■ **Exercise goal**
Gather the lines below that include the string "JSON", copying each in full.

(Stored entries)
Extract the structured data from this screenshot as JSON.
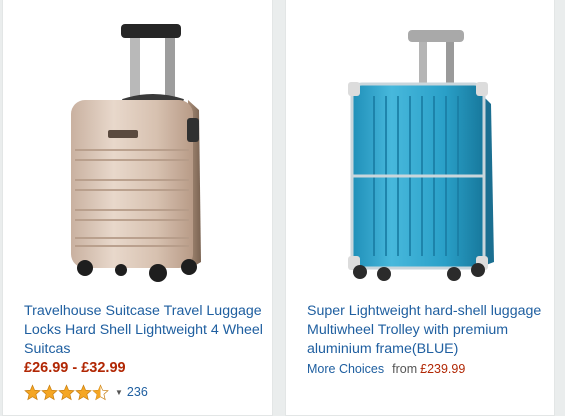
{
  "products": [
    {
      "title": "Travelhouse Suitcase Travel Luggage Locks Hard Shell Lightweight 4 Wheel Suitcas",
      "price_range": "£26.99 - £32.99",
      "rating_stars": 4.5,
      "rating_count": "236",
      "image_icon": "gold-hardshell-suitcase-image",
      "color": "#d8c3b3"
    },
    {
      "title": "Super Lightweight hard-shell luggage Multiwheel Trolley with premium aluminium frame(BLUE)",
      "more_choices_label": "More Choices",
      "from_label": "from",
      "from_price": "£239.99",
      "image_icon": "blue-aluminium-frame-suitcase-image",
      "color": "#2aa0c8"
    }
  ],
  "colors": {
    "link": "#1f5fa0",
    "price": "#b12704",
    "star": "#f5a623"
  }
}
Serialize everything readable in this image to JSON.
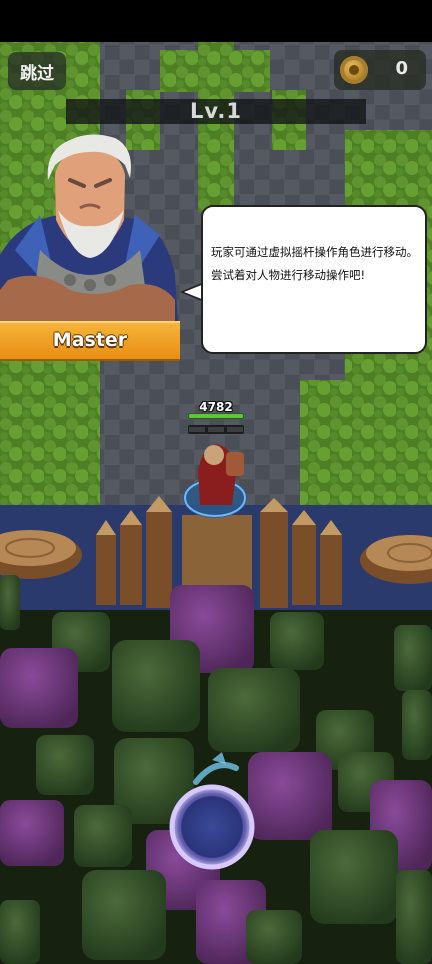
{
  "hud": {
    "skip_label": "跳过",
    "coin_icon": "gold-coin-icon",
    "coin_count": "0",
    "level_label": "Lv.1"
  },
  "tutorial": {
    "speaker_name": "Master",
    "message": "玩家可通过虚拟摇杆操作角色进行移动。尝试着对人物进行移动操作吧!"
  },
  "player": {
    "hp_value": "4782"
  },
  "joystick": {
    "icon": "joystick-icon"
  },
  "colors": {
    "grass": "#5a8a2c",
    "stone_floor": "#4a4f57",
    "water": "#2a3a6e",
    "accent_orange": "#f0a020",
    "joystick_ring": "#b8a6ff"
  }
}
* * *
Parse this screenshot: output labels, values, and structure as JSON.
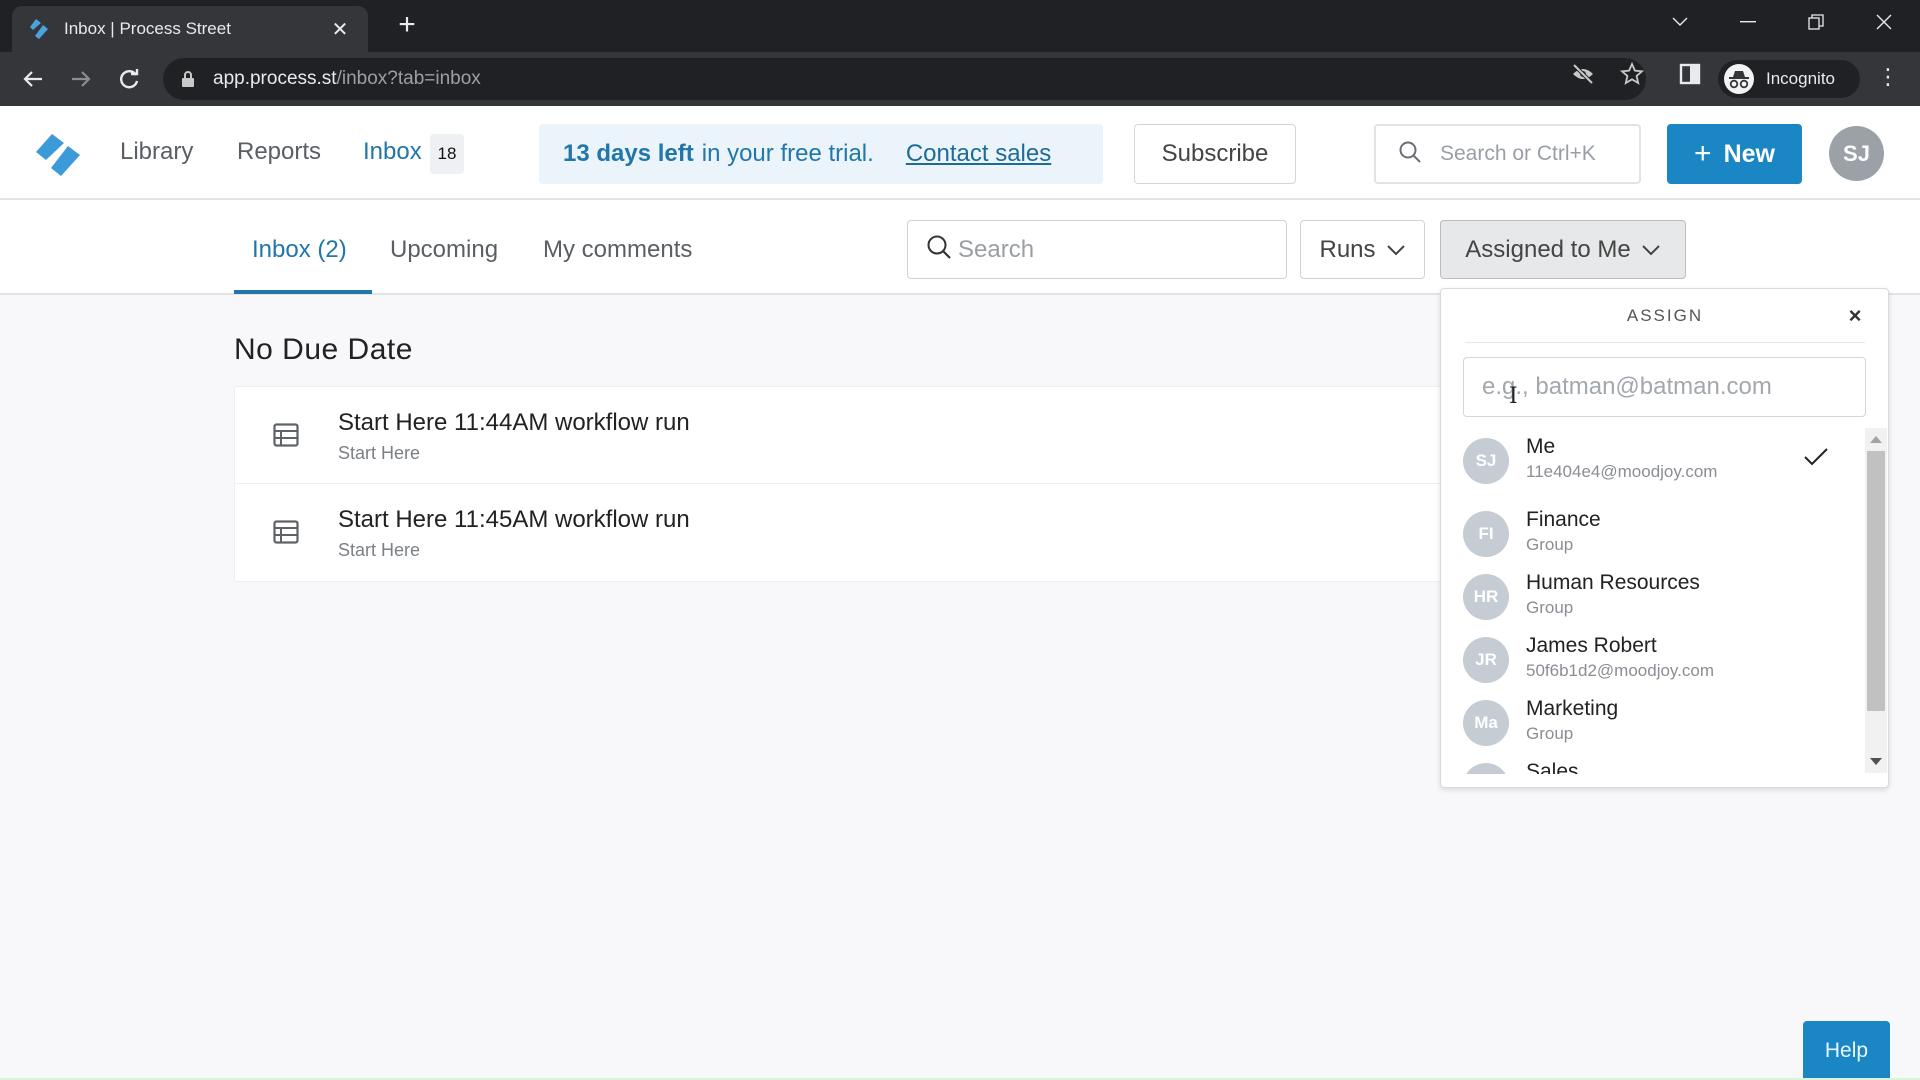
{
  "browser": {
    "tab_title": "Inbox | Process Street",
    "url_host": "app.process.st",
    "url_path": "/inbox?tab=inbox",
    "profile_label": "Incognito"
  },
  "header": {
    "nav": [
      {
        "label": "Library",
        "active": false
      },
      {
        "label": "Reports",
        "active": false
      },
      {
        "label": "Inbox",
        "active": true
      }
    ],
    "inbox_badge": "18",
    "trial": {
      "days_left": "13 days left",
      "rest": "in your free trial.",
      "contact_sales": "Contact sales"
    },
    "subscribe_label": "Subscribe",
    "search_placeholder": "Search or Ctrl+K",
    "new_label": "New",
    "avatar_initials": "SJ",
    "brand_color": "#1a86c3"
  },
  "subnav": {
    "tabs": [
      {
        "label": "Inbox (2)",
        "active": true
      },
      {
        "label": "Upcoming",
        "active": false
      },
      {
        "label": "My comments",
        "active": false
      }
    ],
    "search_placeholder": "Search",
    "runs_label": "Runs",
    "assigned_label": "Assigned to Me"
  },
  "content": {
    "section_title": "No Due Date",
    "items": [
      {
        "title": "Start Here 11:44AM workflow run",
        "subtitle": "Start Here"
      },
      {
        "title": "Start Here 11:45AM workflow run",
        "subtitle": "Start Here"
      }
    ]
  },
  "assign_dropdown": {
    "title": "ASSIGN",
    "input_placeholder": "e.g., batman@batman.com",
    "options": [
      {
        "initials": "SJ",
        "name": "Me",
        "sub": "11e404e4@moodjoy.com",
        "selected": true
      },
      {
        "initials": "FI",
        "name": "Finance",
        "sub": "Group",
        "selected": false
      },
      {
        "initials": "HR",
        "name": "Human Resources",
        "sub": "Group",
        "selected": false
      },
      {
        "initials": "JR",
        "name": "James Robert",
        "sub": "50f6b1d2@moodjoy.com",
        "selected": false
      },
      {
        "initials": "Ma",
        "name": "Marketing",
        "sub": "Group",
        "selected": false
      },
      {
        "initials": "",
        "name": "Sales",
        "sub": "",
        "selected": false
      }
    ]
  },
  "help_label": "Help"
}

■ **Final answer**
Extract the structured data from this screenshot as JSON.
Serialize everything readable in this image to JSON.
Parse this screenshot: output labels, values, and structure as JSON.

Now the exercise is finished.